- [DIRECTIONS] Check the listing below for lines with the word "außen" and say how many there are, with nothing but the number.

== INFORMATION SHOWN ==

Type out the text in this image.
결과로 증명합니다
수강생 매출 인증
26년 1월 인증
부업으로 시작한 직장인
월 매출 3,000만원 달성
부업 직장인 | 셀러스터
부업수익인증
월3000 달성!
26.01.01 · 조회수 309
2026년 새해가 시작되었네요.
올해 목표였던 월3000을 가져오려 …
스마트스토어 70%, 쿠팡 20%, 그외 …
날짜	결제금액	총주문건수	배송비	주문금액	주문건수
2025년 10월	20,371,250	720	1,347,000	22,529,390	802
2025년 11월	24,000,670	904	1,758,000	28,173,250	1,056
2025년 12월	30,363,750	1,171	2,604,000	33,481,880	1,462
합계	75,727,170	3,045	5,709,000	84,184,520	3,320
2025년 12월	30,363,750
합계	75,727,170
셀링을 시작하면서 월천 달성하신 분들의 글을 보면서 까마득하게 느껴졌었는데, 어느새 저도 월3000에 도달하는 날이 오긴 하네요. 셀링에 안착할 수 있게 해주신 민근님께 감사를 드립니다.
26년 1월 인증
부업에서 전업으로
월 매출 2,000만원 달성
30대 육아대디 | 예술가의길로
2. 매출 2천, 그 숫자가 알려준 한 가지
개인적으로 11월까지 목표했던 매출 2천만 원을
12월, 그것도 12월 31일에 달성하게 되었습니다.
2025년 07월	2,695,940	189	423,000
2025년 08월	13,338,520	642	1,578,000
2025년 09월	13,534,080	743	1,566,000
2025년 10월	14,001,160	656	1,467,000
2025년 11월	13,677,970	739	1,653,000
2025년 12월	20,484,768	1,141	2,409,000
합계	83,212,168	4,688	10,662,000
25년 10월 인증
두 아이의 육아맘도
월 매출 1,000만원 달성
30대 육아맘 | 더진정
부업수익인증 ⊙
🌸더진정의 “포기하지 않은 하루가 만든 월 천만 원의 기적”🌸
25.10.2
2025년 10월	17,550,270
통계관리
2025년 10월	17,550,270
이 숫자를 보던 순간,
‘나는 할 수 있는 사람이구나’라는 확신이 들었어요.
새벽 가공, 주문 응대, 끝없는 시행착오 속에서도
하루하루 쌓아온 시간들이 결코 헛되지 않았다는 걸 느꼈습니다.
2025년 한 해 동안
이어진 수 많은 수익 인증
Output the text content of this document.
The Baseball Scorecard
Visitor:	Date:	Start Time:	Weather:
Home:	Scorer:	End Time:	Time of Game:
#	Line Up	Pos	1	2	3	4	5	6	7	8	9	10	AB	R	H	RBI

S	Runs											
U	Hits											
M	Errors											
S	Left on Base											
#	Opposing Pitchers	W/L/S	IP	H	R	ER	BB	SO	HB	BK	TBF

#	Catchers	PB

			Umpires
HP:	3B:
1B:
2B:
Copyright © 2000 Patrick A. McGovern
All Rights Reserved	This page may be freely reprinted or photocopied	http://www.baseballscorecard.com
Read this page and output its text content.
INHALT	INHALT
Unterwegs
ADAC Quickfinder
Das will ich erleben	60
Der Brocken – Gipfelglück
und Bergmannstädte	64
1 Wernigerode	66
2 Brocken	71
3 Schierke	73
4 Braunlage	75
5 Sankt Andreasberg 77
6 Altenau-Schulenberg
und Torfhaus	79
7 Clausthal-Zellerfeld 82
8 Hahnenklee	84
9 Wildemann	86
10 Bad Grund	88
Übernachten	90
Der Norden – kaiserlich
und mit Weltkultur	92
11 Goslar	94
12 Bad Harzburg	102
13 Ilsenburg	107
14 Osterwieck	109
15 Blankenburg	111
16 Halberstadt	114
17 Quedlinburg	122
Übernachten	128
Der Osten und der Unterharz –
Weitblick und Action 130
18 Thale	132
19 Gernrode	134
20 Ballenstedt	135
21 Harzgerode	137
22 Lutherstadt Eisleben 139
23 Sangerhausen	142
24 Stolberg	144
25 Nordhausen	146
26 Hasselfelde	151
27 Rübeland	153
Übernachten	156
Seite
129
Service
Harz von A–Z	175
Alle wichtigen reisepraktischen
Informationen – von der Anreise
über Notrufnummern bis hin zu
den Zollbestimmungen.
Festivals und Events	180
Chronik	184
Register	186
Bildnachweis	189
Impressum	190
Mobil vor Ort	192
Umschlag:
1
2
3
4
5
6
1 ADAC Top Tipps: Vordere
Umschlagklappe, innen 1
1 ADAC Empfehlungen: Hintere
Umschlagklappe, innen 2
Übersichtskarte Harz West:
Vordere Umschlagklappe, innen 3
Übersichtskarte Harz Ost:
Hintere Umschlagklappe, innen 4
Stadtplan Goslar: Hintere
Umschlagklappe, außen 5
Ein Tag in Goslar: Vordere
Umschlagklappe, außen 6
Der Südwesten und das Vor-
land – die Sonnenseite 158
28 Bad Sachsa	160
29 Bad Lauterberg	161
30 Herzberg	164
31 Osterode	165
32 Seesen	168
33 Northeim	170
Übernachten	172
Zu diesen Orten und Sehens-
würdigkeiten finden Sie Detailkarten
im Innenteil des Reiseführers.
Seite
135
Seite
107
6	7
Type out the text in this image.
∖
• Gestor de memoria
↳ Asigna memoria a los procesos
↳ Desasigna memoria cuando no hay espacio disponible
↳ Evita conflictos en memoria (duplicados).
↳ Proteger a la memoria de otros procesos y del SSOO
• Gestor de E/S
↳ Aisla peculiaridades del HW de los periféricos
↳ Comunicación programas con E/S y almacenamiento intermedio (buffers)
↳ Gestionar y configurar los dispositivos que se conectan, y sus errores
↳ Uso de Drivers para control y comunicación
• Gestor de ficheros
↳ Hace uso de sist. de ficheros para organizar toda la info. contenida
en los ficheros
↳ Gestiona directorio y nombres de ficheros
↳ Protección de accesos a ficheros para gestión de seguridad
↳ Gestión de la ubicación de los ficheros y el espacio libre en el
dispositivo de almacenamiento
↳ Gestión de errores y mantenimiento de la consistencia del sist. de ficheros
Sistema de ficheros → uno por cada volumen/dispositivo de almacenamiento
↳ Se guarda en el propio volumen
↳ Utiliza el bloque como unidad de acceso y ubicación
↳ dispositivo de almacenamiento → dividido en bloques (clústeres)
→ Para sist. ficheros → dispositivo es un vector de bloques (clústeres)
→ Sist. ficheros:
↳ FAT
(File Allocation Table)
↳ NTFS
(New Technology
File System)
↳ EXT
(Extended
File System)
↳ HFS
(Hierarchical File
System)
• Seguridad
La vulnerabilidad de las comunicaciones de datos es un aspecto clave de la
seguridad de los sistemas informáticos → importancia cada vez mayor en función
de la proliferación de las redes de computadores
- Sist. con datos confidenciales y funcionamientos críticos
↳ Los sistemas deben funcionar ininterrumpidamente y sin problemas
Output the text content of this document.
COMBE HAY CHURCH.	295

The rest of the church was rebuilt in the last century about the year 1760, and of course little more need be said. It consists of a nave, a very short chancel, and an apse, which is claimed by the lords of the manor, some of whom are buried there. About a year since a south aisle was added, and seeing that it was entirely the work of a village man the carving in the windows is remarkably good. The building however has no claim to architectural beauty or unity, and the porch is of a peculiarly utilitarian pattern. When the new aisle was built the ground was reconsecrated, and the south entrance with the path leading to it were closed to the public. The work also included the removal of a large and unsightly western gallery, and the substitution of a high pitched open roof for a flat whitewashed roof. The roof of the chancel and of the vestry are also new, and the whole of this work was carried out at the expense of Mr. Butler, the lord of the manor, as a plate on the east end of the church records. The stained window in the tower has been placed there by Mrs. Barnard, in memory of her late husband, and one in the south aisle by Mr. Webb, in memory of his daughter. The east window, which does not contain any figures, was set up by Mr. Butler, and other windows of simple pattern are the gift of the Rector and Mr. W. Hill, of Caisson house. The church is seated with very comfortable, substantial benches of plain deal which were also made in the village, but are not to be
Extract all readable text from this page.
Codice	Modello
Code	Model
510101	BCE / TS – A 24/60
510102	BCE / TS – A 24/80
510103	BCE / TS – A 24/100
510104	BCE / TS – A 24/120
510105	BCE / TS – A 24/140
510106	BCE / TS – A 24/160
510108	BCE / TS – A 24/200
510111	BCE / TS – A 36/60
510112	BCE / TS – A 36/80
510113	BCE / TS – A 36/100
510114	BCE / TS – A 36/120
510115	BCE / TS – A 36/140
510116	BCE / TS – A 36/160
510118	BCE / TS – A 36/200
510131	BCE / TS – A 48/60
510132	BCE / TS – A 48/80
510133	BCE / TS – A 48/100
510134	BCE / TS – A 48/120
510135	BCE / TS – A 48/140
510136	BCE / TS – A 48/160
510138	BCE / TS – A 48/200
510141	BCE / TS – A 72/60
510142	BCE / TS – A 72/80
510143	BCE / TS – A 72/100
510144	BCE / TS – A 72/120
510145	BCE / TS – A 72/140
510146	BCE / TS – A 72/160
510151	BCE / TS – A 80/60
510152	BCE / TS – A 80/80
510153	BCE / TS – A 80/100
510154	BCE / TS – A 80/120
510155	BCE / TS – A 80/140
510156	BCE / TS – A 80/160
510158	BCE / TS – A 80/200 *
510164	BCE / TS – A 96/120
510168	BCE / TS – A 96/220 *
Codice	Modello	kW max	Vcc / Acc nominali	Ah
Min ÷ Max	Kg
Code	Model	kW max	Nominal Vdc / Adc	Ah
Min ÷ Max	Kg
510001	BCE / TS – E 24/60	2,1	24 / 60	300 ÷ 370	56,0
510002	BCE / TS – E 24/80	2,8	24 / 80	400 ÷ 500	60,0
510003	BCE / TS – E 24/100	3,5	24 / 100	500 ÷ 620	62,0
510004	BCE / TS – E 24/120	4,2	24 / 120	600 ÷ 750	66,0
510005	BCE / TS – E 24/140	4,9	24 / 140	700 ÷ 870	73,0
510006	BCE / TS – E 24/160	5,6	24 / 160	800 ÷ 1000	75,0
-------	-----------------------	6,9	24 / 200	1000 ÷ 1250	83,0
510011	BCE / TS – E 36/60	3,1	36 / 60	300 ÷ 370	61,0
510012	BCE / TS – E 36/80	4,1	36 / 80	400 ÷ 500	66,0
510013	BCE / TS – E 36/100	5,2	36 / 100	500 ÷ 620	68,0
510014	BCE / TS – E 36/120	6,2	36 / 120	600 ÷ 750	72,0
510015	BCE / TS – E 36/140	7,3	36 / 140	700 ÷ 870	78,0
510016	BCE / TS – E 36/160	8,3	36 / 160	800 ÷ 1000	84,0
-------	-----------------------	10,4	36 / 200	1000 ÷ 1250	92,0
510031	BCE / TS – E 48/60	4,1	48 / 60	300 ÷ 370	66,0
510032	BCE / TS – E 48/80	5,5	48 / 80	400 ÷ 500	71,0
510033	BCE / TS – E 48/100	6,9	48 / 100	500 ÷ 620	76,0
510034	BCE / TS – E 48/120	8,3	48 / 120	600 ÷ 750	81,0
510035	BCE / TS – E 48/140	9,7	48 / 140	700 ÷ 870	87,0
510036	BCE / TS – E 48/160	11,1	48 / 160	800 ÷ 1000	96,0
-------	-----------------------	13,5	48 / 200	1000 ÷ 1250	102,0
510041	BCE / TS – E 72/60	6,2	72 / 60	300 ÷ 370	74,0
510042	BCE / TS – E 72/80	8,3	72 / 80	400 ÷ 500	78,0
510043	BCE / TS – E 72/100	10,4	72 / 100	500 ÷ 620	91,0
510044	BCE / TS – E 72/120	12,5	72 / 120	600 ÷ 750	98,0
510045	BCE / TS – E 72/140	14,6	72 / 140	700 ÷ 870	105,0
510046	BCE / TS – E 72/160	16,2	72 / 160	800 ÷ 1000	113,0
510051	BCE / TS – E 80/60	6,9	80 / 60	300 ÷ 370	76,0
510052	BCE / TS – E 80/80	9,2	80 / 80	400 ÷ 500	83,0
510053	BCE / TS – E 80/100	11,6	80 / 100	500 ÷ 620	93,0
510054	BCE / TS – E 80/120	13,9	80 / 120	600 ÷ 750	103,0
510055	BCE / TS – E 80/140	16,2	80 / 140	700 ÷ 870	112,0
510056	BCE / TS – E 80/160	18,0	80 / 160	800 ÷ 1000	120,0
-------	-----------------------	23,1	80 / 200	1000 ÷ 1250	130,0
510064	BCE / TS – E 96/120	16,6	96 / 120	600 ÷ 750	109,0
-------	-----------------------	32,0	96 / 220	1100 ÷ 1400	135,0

===

- [PROBLEM SOLUTION] 2